▶ Aim of the task: Copy every line of the following data that includes the string "sloupci".

▶ Data to use:

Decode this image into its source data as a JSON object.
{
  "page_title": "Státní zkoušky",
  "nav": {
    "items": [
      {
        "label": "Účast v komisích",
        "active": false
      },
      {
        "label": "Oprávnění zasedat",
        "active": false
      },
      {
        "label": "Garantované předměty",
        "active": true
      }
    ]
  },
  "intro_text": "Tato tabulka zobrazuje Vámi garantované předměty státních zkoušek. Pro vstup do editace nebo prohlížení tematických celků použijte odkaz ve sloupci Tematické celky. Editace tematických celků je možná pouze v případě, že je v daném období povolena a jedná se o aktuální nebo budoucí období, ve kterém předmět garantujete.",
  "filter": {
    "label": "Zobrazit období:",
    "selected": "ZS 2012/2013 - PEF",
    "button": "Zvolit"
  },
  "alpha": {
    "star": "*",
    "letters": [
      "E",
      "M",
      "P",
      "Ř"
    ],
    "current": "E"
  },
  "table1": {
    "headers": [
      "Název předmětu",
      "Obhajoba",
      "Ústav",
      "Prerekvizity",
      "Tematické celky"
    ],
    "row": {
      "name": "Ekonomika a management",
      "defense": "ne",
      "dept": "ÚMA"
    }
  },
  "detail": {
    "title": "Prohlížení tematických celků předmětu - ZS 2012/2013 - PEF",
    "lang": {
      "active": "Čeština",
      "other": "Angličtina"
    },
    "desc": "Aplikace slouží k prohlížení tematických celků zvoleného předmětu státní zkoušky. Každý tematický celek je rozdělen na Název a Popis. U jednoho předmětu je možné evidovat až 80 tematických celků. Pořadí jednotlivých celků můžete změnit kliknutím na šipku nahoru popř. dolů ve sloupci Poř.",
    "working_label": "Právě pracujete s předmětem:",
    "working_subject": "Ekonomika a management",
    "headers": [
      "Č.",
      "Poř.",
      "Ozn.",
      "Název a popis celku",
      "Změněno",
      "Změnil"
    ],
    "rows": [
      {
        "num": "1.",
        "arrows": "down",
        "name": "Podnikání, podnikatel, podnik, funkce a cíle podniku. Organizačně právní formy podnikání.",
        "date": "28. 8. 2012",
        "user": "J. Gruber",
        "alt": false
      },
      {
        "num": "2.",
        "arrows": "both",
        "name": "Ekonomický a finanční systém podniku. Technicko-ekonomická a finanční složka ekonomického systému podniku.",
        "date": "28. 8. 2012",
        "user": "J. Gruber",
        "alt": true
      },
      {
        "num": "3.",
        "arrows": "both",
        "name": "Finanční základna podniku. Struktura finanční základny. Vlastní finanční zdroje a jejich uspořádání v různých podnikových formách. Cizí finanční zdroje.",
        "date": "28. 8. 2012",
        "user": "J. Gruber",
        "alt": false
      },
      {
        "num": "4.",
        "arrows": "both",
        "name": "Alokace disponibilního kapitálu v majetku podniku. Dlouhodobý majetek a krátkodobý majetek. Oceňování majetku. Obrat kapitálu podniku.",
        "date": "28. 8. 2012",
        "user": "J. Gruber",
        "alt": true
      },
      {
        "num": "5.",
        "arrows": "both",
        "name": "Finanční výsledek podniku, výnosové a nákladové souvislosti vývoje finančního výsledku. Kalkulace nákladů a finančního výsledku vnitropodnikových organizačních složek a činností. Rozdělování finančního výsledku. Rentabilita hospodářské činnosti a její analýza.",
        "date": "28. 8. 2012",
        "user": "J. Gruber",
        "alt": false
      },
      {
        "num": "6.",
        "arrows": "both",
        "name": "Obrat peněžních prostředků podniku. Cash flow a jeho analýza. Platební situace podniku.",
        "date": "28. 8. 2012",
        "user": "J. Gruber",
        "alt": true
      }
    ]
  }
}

▶ Completed task:
  "intro_text": "Tato tabulka zobrazuje Vámi garantované předměty státních zkoušek. Pro vstup do editace nebo prohlížení tematických celků použijte odkaz ve sloupci Tematické celky. Editace tematických celků je možná pouze v případě, že je v daném období povolena a jedná se o aktuální nebo budoucí období, ve kterém předmět garantujete.",
    "desc": "Aplikace slouží k prohlížení tematických celků zvoleného předmětu státní zkoušky. Každý tematický celek je rozdělen na Název a Popis. U jednoho předmětu je možné evidovat až 80 tematických celků. Pořadí jednotlivých celků můžete změnit kliknutím na šipku nahoru popř. dolů ve sloupci Poř.",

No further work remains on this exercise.